-------- Excerpted records --------

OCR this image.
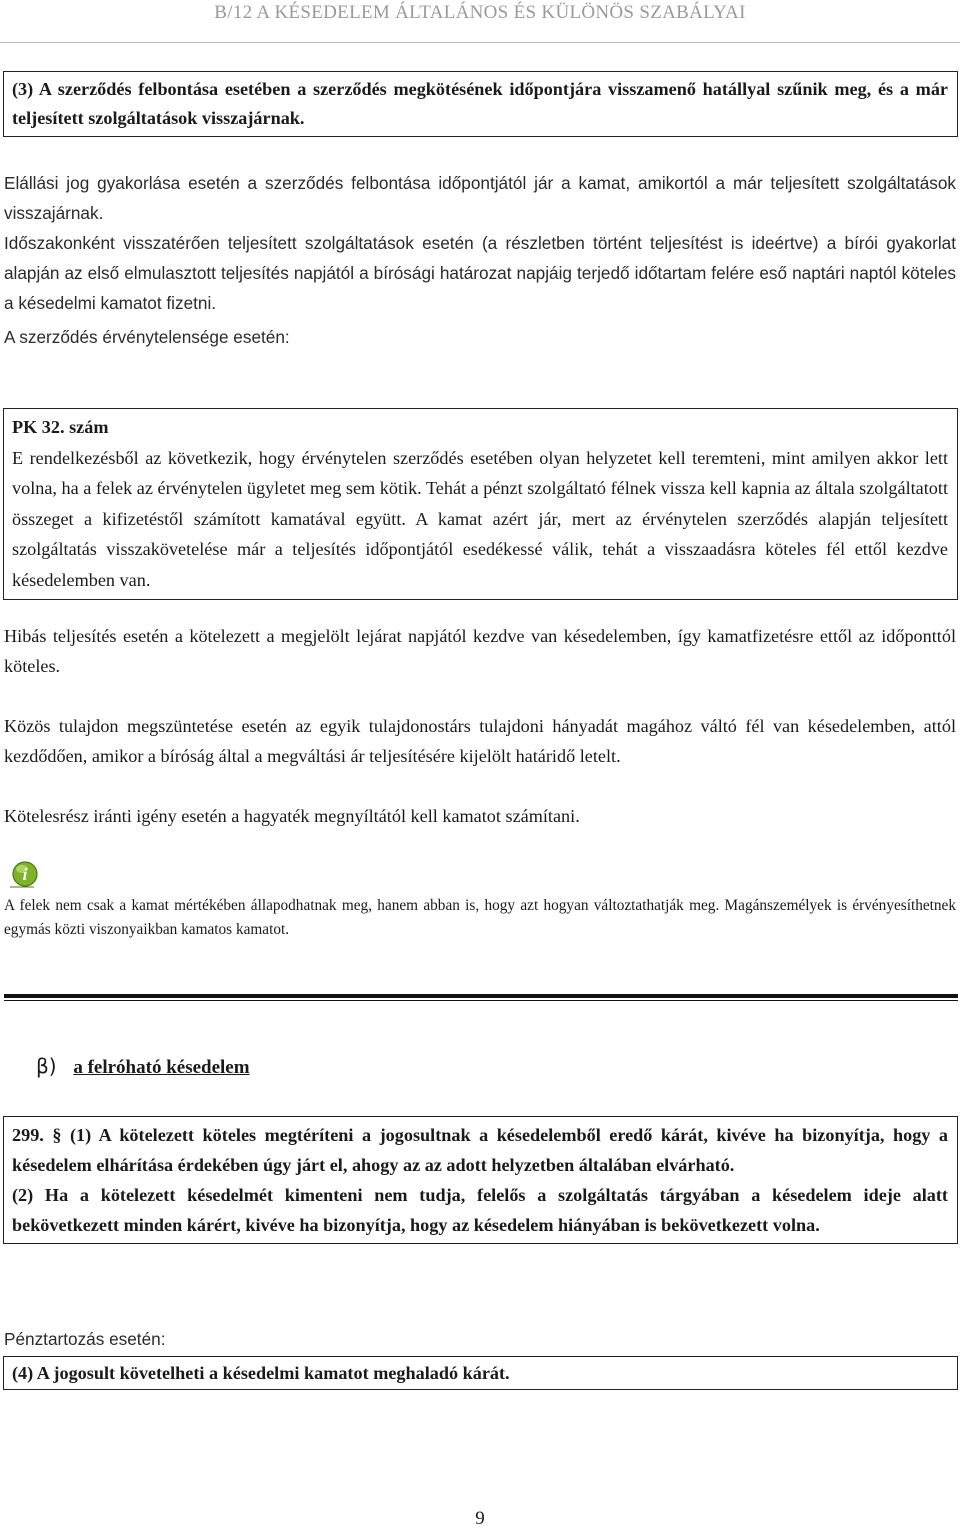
B/12 A KÉSEDELEM ÁLTALÁNOS ÉS KÜLÖNÖS SZABÁLYAI
(3) A szerződés felbontása esetében a szerződés megkötésének időpontjára visszamenő hatállyal szűnik meg, és a már teljesített szolgáltatások visszajárnak.
Elállási jog gyakorlása esetén a szerződés felbontása időpontjától jár a kamat, amikortól a már teljesített szolgáltatások visszajárnak.
Időszakonként visszatérően teljesített szolgáltatások esetén (a részletben történt teljesítést is ideértve) a bírói gyakorlat alapján az első elmulasztott teljesítés napjától a bírósági határozat napjáig terjedő időtartam felére eső naptári naptól köteles a késedelmi kamatot fizetni.
A szerződés érvénytelensége esetén:
PK 32. szám
E rendelkezésből az következik, hogy érvénytelen szerződés esetében olyan helyzetet kell teremteni, mint amilyen akkor lett volna, ha a felek az érvénytelen ügyletet meg sem kötik. Tehát a pénzt szolgáltató félnek vissza kell kapnia az általa szolgáltatott összeget a kifizetéstől számított kamatával együtt. A kamat azért jár, mert az érvénytelen szerződés alapján teljesített szolgáltatás visszakövetelése már a teljesítés időpontjától esedékessé válik, tehát a visszaadásra köteles fél ettől kezdve késedelemben van.
Hibás teljesítés esetén a kötelezett a megjelölt lejárat napjától kezdve van késedelemben, így kamatfizetésre ettől az időponttól köteles.
Közös tulajdon megszüntetése esetén az egyik tulajdonostárs tulajdoni hányadát magához váltó fél van késedelemben, attól kezdődően, amikor a bíróság által a megváltási ár teljesítésére kijelölt határidő letelt.
Kötelesrész iránti igény esetén a hagyaték megnyíltától kell kamatot számítani.
i
A felek nem csak a kamat mértékében állapodhatnak meg, hanem abban is, hogy azt hogyan változtathatják meg. Magánszemélyek is érvényesíthetnek egymás közti viszonyaikban kamatos kamatot.
β) a felróható késedelem
299. § (1) A kötelezett köteles megtéríteni a jogosultnak a késedelemből eredő kárát, kivéve ha bizonyítja, hogy a késedelem elhárítása érdekében úgy járt el, ahogy az az adott helyzetben általában elvárható.
(2) Ha a kötelezett késedelmét kimenteni nem tudja, felelős a szolgáltatás tárgyában a késedelem ideje alatt bekövetkezett minden kárért, kivéve ha bizonyítja, hogy az késedelem hiányában is bekövetkezett volna.
Pénztartozás esetén:
(4) A jogosult követelheti a késedelmi kamatot meghaladó kárát.
9
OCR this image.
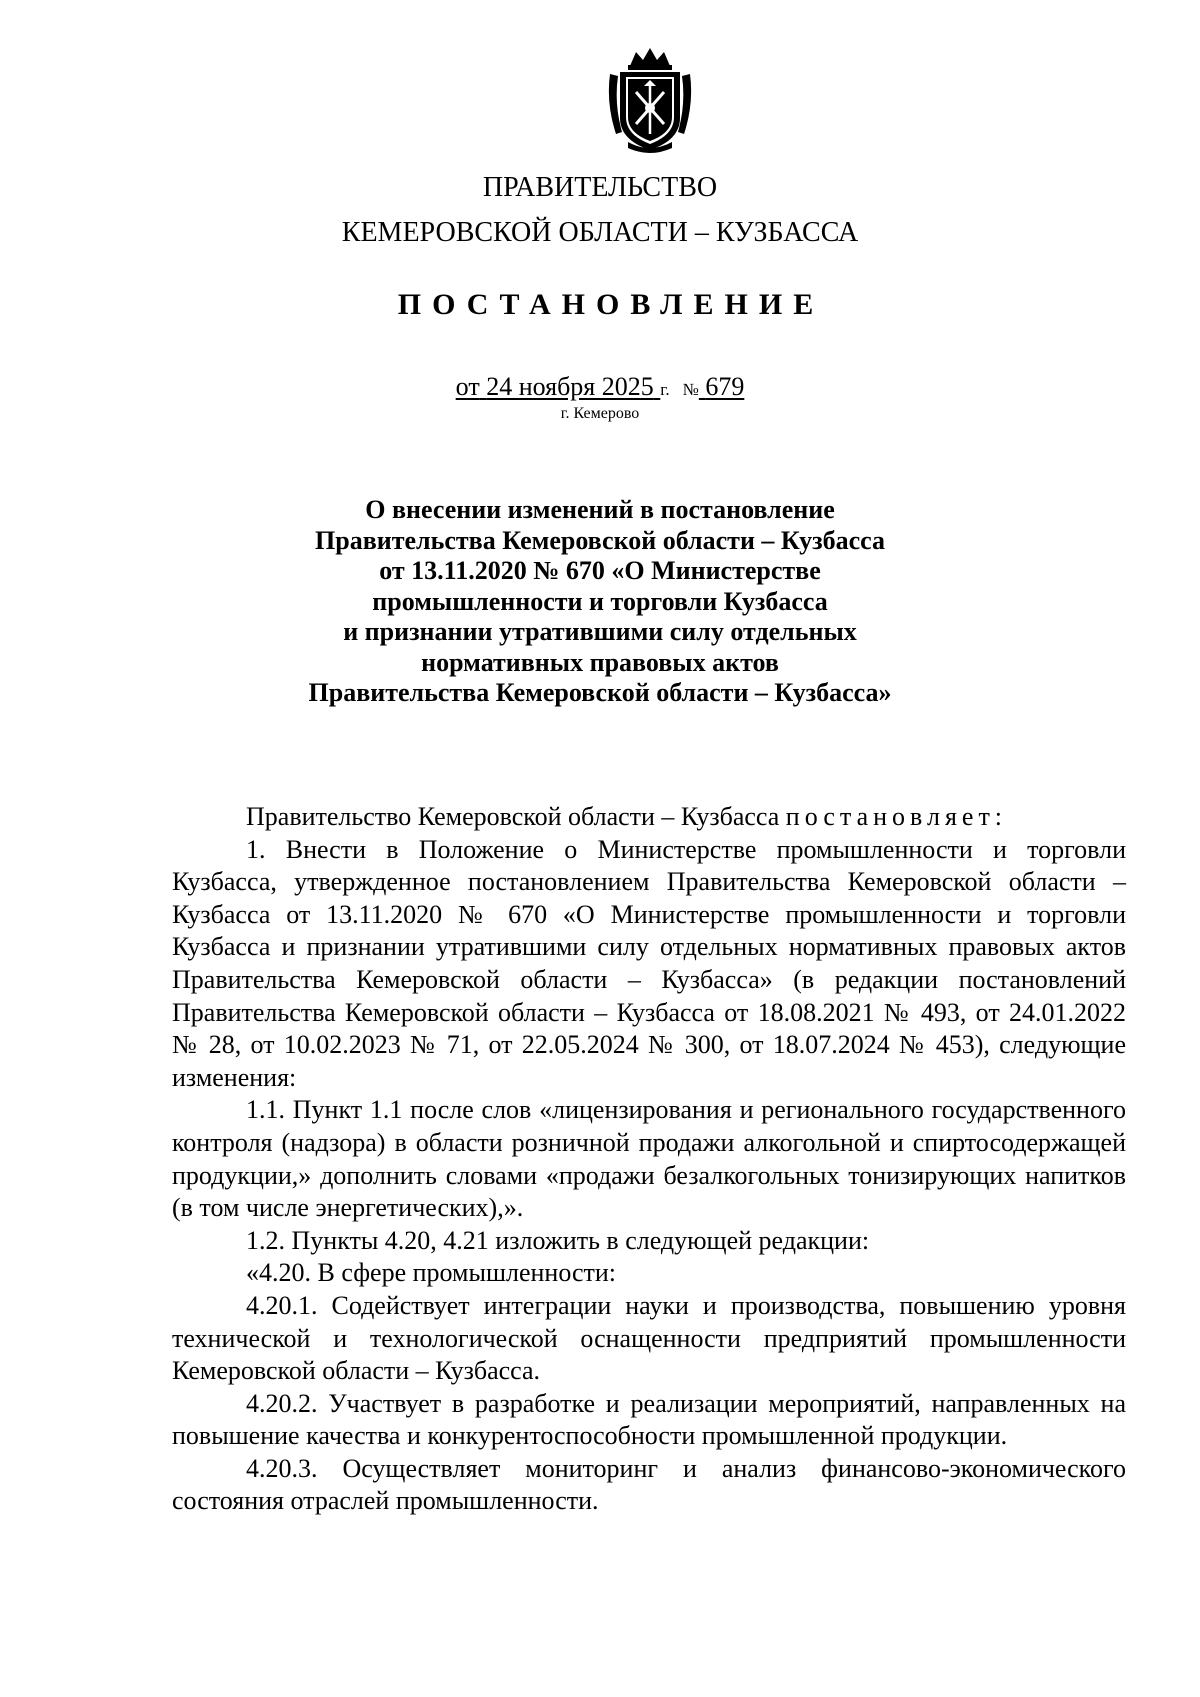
ПРАВИТЕЛЬСТВО
КЕМЕРОВСКОЙ ОБЛАСТИ – КУЗБАССА
ПОСТАНОВЛЕНИЕ
от 24 ноября 2025 г. № 679
г. Кемерово
О внесении изменений в постановление
Правительства Кемеровской области – Кузбасса
от 13.11.2020 № 670 «О Министерстве
промышленности и торговли Кузбасса
и признании утратившими силу отдельных
нормативных правовых актов
Правительства Кемеровской области – Кузбасса»

Правительство Кемеровской области – Кузбасса постановляет:

1. Внести в Положение о Министерстве промышленности и торговли Кузбасса, утвержденное постановлением Правительства Кемеровской области – Кузбасса от 13.11.2020 № 670 «О Министерстве промышленности и торговли Кузбасса и признании утратившими силу отдельных нормативных правовых актов Правительства Кемеровской области – Кузбасса» (в редакции постановлений Правительства Кемеровской области – Кузбасса от 18.08.2021 № 493, от 24.01.2022 № 28, от 10.02.2023 № 71, от 22.05.2024 № 300, от 18.07.2024 № 453), следующие изменения:

1.1. Пункт 1.1 после слов «лицензирования и регионального государственного контроля (надзора) в области розничной продажи алкогольной и спиртосодержащей продукции,» дополнить словами «продажи безалкогольных тонизирующих напитков (в том числе энергетических),».

1.2. Пункты 4.20, 4.21 изложить в следующей редакции:

«4.20. В сфере промышленности:

4.20.1. Содействует интеграции науки и производства, повышению уровня технической и технологической оснащенности предприятий промышленности Кемеровской области – Кузбасса.

4.20.2. Участвует в разработке и реализации мероприятий, направленных на повышение качества и конкурентоспособности промышленной продукции.

4.20.3. Осуществляет мониторинг и анализ финансово-экономического состояния отраслей промышленности.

--------

▶ _The request_: From the data above, copy each line that has the string "kárát".

▶ _Result for this task_:
299. § (1) A kötelezett köteles megtéríteni a jogosultnak a késedelemből eredő kárát, kivéve ha bizonyítja, hogy a késedelem elhárítása érdekében úgy járt el, ahogy az az adott helyzetben általában elvárható.
(4) A jogosult követelheti a késedelmi kamatot meghaladó kárát.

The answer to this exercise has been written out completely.